Listing:
-- BEGIN --

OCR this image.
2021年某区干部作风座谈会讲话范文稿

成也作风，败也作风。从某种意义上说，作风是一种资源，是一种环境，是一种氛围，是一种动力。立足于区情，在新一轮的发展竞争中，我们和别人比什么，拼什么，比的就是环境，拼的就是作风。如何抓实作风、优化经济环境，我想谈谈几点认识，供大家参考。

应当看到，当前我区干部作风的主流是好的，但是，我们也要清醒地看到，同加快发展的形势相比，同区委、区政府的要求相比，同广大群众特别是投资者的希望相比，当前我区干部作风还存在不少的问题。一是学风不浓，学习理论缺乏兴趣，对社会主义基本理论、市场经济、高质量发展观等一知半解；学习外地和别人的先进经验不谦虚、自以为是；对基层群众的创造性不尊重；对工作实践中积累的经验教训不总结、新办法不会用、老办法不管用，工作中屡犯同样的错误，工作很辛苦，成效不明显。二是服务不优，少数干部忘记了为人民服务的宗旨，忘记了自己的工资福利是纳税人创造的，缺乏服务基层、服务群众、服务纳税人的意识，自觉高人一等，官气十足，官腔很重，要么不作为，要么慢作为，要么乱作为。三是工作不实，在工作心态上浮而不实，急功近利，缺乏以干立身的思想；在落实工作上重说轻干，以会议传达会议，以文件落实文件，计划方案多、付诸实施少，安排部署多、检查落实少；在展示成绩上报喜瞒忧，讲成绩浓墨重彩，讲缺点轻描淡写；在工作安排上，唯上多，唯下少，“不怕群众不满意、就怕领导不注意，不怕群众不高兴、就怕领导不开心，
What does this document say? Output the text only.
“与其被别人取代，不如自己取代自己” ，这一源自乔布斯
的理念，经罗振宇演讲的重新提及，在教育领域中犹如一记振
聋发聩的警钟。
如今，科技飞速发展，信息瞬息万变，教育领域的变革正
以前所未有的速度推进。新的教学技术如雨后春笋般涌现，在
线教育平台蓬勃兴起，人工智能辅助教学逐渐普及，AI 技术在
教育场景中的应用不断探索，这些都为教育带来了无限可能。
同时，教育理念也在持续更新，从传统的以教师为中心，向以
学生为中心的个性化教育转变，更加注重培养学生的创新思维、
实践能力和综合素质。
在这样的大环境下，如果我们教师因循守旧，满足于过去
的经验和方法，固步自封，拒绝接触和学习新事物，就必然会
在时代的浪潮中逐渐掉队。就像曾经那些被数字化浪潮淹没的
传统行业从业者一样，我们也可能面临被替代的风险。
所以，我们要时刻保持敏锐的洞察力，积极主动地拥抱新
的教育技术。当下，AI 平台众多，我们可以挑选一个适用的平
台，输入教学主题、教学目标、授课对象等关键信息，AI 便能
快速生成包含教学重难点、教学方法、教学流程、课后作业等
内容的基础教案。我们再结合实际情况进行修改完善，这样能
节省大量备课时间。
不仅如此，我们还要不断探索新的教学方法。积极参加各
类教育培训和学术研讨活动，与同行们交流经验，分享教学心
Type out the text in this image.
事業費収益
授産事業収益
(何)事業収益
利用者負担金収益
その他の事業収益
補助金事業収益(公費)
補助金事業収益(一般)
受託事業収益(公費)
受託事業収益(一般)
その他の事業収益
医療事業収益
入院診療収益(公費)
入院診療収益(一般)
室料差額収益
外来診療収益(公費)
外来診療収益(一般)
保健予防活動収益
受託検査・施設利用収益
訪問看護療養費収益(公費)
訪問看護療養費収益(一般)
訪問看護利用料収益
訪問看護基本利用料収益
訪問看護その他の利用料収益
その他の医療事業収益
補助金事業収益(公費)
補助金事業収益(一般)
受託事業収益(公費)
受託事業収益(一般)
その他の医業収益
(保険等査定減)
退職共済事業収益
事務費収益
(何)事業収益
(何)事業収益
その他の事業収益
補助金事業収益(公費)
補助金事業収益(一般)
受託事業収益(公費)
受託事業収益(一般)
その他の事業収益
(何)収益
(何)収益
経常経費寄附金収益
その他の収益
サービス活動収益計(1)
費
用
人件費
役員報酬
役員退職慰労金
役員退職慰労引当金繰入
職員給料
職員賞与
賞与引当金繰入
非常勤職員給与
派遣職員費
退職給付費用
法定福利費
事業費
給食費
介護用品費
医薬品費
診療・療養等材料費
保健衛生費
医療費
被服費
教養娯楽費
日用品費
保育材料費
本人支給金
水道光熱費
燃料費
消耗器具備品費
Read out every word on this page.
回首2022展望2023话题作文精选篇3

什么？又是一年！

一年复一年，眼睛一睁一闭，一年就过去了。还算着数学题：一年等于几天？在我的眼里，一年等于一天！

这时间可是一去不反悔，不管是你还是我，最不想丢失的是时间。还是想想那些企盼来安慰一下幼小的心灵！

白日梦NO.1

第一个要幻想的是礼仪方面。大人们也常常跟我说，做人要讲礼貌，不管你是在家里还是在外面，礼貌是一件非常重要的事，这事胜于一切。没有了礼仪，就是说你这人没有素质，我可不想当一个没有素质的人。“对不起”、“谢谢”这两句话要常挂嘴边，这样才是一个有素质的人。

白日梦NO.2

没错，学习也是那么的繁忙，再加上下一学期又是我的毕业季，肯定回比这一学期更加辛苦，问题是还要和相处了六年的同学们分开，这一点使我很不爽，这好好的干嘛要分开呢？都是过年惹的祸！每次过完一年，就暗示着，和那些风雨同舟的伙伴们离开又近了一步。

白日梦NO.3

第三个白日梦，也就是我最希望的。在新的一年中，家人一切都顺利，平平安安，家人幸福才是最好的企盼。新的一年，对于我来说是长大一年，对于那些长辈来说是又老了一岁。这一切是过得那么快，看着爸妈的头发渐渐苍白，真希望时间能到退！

-- END --

Task brief:
Copy out the whole listing exactly; please set it all down.

Solved problem:
OCR this image.
2021年某区干部作风座谈会讲话范文稿

成也作风，败也作风。从某种意义上说，作风是一种资源，是一种环境，是一种氛围，是一种动力。立足于区情，在新一轮的发展竞争中，我们和别人比什么，拼什么，比的就是环境，拼的就是作风。如何抓实作风、优化经济环境，我想谈谈几点认识，供大家参考。

应当看到，当前我区干部作风的主流是好的，但是，我们也要清醒地看到，同加快发展的形势相比，同区委、区政府的要求相比，同广大群众特别是投资者的希望相比，当前我区干部作风还存在不少的问题。一是学风不浓，学习理论缺乏兴趣，对社会主义基本理论、市场经济、高质量发展观等一知半解；学习外地和别人的先进经验不谦虚、自以为是；对基层群众的创造性不尊重；对工作实践中积累的经验教训不总结、新办法不会用、老办法不管用，工作中屡犯同样的错误，工作很辛苦，成效不明显。二是服务不优，少数干部忘记了为人民服务的宗旨，忘记了自己的工资福利是纳税人创造的，缺乏服务基层、服务群众、服务纳税人的意识，自觉高人一等，官气十足，官腔很重，要么不作为，要么慢作为，要么乱作为。三是工作不实，在工作心态上浮而不实，急功近利，缺乏以干立身的思想；在落实工作上重说轻干，以会议传达会议，以文件落实文件，计划方案多、付诸实施少，安排部署多、检查落实少；在展示成绩上报喜瞒忧，讲成绩浓墨重彩，讲缺点轻描淡写；在工作安排上，唯上多，唯下少，“不怕群众不满意、就怕领导不注意，不怕群众不高兴、就怕领导不开心，
What does this document say? Output the text only.
“与其被别人取代，不如自己取代自己” ，这一源自乔布斯
的理念，经罗振宇演讲的重新提及，在教育领域中犹如一记振
聋发聩的警钟。
如今，科技飞速发展，信息瞬息万变，教育领域的变革正
以前所未有的速度推进。新的教学技术如雨后春笋般涌现，在
线教育平台蓬勃兴起，人工智能辅助教学逐渐普及，AI 技术在
教育场景中的应用不断探索，这些都为教育带来了无限可能。
同时，教育理念也在持续更新，从传统的以教师为中心，向以
学生为中心的个性化教育转变，更加注重培养学生的创新思维、
实践能力和综合素质。
在这样的大环境下，如果我们教师因循守旧，满足于过去
的经验和方法，固步自封，拒绝接触和学习新事物，就必然会
在时代的浪潮中逐渐掉队。就像曾经那些被数字化浪潮淹没的
传统行业从业者一样，我们也可能面临被替代的风险。
所以，我们要时刻保持敏锐的洞察力，积极主动地拥抱新
的教育技术。当下，AI 平台众多，我们可以挑选一个适用的平
台，输入教学主题、教学目标、授课对象等关键信息，AI 便能
快速生成包含教学重难点、教学方法、教学流程、课后作业等
内容的基础教案。我们再结合实际情况进行修改完善，这样能
节省大量备课时间。
不仅如此，我们还要不断探索新的教学方法。积极参加各
类教育培训和学术研讨活动，与同行们交流经验，分享教学心
Type out the text in this image.
事業費収益
授産事業収益
(何)事業収益
利用者負担金収益
その他の事業収益
補助金事業収益(公費)
補助金事業収益(一般)
受託事業収益(公費)
受託事業収益(一般)
その他の事業収益
医療事業収益
入院診療収益(公費)
入院診療収益(一般)
室料差額収益
外来診療収益(公費)
外来診療収益(一般)
保健予防活動収益
受託検査・施設利用収益
訪問看護療養費収益(公費)
訪問看護療養費収益(一般)
訪問看護利用料収益
訪問看護基本利用料収益
訪問看護その他の利用料収益
その他の医療事業収益
補助金事業収益(公費)
補助金事業収益(一般)
受託事業収益(公費)
受託事業収益(一般)
その他の医業収益
(保険等査定減)
退職共済事業収益
事務費収益
(何)事業収益
(何)事業収益
その他の事業収益
補助金事業収益(公費)
補助金事業収益(一般)
受託事業収益(公費)
受託事業収益(一般)
その他の事業収益
(何)収益
(何)収益
経常経費寄附金収益
その他の収益
サービス活動収益計(1)
費
用
人件費
役員報酬
役員退職慰労金
役員退職慰労引当金繰入
職員給料
職員賞与
賞与引当金繰入
非常勤職員給与
派遣職員費
退職給付費用
法定福利費
事業費
給食費
介護用品費
医薬品費
診療・療養等材料費
保健衛生費
医療費
被服費
教養娯楽費
日用品費
保育材料費
本人支給金
水道光熱費
燃料費
消耗器具備品費
Read out every word on this page.
回首2022展望2023话题作文精选篇3

什么？又是一年！

一年复一年，眼睛一睁一闭，一年就过去了。还算着数学题：一年等于几天？在我的眼里，一年等于一天！

这时间可是一去不反悔，不管是你还是我，最不想丢失的是时间。还是想想那些企盼来安慰一下幼小的心灵！

白日梦NO.1

第一个要幻想的是礼仪方面。大人们也常常跟我说，做人要讲礼貌，不管你是在家里还是在外面，礼貌是一件非常重要的事，这事胜于一切。没有了礼仪，就是说你这人没有素质，我可不想当一个没有素质的人。“对不起”、“谢谢”这两句话要常挂嘴边，这样才是一个有素质的人。

白日梦NO.2

没错，学习也是那么的繁忙，再加上下一学期又是我的毕业季，肯定回比这一学期更加辛苦，问题是还要和相处了六年的同学们分开，这一点使我很不爽，这好好的干嘛要分开呢？都是过年惹的祸！每次过完一年，就暗示着，和那些风雨同舟的伙伴们离开又近了一步。

白日梦NO.3

第三个白日梦，也就是我最希望的。在新的一年中，家人一切都顺利，平平安安，家人幸福才是最好的企盼。新的一年，对于我来说是长大一年，对于那些长辈来说是又老了一岁。这一切是过得那么快，看着爸妈的头发渐渐苍白，真希望时间能到退！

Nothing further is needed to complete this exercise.